== TASK DIRECTIONS ==
Rewrite the listing below, replacing "Patent image size" with "Drawing dimensions" and changing nothing else.

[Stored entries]
:::

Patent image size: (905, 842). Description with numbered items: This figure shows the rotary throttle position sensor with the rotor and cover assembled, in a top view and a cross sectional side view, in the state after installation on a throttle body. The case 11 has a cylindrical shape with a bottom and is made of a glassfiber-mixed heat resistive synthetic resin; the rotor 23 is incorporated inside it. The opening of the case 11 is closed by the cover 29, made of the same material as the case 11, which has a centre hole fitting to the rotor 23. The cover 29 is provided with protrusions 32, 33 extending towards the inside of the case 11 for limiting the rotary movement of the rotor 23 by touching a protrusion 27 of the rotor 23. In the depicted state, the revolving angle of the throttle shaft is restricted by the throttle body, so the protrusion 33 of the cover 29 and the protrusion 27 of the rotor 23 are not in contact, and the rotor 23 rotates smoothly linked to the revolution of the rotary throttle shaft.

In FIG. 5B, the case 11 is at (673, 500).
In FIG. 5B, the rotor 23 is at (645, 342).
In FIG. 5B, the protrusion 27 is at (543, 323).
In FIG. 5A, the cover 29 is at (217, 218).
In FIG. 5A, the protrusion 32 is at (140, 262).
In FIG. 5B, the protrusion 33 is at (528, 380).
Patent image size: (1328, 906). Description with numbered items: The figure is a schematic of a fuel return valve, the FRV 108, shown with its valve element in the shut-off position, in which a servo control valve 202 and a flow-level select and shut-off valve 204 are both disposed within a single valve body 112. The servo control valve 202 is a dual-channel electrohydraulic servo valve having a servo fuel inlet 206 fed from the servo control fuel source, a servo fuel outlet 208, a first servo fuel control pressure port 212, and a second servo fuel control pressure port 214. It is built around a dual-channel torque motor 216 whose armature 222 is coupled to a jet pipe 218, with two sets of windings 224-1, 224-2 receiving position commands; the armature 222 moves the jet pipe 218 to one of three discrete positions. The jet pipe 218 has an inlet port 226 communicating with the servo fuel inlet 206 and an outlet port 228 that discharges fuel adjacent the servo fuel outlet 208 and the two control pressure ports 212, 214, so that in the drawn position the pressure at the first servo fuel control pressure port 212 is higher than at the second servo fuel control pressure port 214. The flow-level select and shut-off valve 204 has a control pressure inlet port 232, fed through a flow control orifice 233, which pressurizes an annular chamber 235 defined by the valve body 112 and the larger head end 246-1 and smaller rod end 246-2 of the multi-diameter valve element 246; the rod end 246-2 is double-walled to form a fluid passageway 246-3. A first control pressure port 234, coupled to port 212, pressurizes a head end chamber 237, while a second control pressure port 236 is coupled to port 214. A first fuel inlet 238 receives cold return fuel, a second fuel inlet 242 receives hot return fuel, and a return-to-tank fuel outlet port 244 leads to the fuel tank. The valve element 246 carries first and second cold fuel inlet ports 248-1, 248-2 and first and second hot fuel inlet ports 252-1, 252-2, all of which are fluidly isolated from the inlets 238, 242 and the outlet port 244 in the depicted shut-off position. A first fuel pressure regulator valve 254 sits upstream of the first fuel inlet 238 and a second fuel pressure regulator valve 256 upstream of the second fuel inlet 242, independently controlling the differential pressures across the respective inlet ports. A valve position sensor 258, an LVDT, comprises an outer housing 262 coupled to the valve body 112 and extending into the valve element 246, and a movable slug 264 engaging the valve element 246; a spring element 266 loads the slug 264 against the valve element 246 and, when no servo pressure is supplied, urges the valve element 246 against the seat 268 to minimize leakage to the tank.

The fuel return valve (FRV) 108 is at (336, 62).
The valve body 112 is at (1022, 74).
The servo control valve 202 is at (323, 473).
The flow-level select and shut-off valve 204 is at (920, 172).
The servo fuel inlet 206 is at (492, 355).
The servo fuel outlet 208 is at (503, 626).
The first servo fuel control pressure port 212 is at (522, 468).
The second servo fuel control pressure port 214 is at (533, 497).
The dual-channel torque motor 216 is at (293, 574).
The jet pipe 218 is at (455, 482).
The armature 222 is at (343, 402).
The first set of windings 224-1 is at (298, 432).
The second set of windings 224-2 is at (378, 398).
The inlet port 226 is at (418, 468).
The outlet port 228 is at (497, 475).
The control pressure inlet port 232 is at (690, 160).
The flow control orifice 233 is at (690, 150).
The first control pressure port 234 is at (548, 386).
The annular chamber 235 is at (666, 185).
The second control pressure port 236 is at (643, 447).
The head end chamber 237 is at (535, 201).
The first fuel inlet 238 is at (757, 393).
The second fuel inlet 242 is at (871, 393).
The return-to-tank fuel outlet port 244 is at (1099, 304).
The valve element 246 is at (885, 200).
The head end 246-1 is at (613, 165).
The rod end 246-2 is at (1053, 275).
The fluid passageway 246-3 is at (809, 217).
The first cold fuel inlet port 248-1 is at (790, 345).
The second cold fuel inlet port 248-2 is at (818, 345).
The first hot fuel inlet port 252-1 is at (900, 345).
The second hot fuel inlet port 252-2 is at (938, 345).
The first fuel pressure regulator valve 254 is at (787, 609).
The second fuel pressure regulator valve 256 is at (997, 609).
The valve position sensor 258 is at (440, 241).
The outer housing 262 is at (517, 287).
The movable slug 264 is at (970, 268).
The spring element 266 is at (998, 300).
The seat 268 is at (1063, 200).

:::

== OUTPUT OF THE TASK ==
Drawing dimensions: (905, 842). Description with numbered items: This figure shows the rotary throttle position sensor with the rotor and cover assembled, in a top view and a cross sectional side view, in the state after installation on a throttle body. The case 11 has a cylindrical shape with a bottom and is made of a glassfiber-mixed heat resistive synthetic resin; the rotor 23 is incorporated inside it. The opening of the case 11 is closed by the cover 29, made of the same material as the case 11, which has a centre hole fitting to the rotor 23. The cover 29 is provided with protrusions 32, 33 extending towards the inside of the case 11 for limiting the rotary movement of the rotor 23 by touching a protrusion 27 of the rotor 23. In the depicted state, the revolving angle of the throttle shaft is restricted by the throttle body, so the protrusion 33 of the cover 29 and the protrusion 27 of the rotor 23 are not in contact, and the rotor 23 rotates smoothly linked to the revolution of the rotary throttle shaft.

In FIG. 5B, the case 11 is at (673, 500).
In FIG. 5B, the rotor 23 is at (645, 342).
In FIG. 5B, the protrusion 27 is at (543, 323).
In FIG. 5A, the cover 29 is at (217, 218).
In FIG. 5A, the protrusion 32 is at (140, 262).
In FIG. 5B, the protrusion 33 is at (528, 380).
Drawing dimensions: (1328, 906). Description with numbered items: The figure is a schematic of a fuel return valve, the FRV 108, shown with its valve element in the shut-off position, in which a servo control valve 202 and a flow-level select and shut-off valve 204 are both disposed within a single valve body 112. The servo control valve 202 is a dual-channel electrohydraulic servo valve having a servo fuel inlet 206 fed from the servo control fuel source, a servo fuel outlet 208, a first servo fuel control pressure port 212, and a second servo fuel control pressure port 214. It is built around a dual-channel torque motor 216 whose armature 222 is coupled to a jet pipe 218, with two sets of windings 224-1, 224-2 receiving position commands; the armature 222 moves the jet pipe 218 to one of three discrete positions. The jet pipe 218 has an inlet port 226 communicating with the servo fuel inlet 206 and an outlet port 228 that discharges fuel adjacent the servo fuel outlet 208 and the two control pressure ports 212, 214, so that in the drawn position the pressure at the first servo fuel control pressure port 212 is higher than at the second servo fuel control pressure port 214. The flow-level select and shut-off valve 204 has a control pressure inlet port 232, fed through a flow control orifice 233, which pressurizes an annular chamber 235 defined by the valve body 112 and the larger head end 246-1 and smaller rod end 246-2 of the multi-diameter valve element 246; the rod end 246-2 is double-walled to form a fluid passageway 246-3. A first control pressure port 234, coupled to port 212, pressurizes a head end chamber 237, while a second control pressure port 236 is coupled to port 214. A first fuel inlet 238 receives cold return fuel, a second fuel inlet 242 receives hot return fuel, and a return-to-tank fuel outlet port 244 leads to the fuel tank. The valve element 246 carries first and second cold fuel inlet ports 248-1, 248-2 and first and second hot fuel inlet ports 252-1, 252-2, all of which are fluidly isolated from the inlets 238, 242 and the outlet port 244 in the depicted shut-off position. A first fuel pressure regulator valve 254 sits upstream of the first fuel inlet 238 and a second fuel pressure regulator valve 256 upstream of the second fuel inlet 242, independently controlling the differential pressures across the respective inlet ports. A valve position sensor 258, an LVDT, comprises an outer housing 262 coupled to the valve body 112 and extending into the valve element 246, and a movable slug 264 engaging the valve element 246; a spring element 266 loads the slug 264 against the valve element 246 and, when no servo pressure is supplied, urges the valve element 246 against the seat 268 to minimize leakage to the tank.

The fuel return valve (FRV) 108 is at (336, 62).
The valve body 112 is at (1022, 74).
The servo control valve 202 is at (323, 473).
The flow-level select and shut-off valve 204 is at (920, 172).
The servo fuel inlet 206 is at (492, 355).
The servo fuel outlet 208 is at (503, 626).
The first servo fuel control pressure port 212 is at (522, 468).
The second servo fuel control pressure port 214 is at (533, 497).
The dual-channel torque motor 216 is at (293, 574).
The jet pipe 218 is at (455, 482).
The armature 222 is at (343, 402).
The first set of windings 224-1 is at (298, 432).
The second set of windings 224-2 is at (378, 398).
The inlet port 226 is at (418, 468).
The outlet port 228 is at (497, 475).
The control pressure inlet port 232 is at (690, 160).
The flow control orifice 233 is at (690, 150).
The first control pressure port 234 is at (548, 386).
The annular chamber 235 is at (666, 185).
The second control pressure port 236 is at (643, 447).
The head end chamber 237 is at (535, 201).
The first fuel inlet 238 is at (757, 393).
The second fuel inlet 242 is at (871, 393).
The return-to-tank fuel outlet port 244 is at (1099, 304).
The valve element 246 is at (885, 200).
The head end 246-1 is at (613, 165).
The rod end 246-2 is at (1053, 275).
The fluid passageway 246-3 is at (809, 217).
The first cold fuel inlet port 248-1 is at (790, 345).
The second cold fuel inlet port 248-2 is at (818, 345).
The first hot fuel inlet port 252-1 is at (900, 345).
The second hot fuel inlet port 252-2 is at (938, 345).
The first fuel pressure regulator valve 254 is at (787, 609).
The second fuel pressure regulator valve 256 is at (997, 609).
The valve position sensor 258 is at (440, 241).
The outer housing 262 is at (517, 287).
The movable slug 264 is at (970, 268).
The spring element 266 is at (998, 300).
The seat 268 is at (1063, 200).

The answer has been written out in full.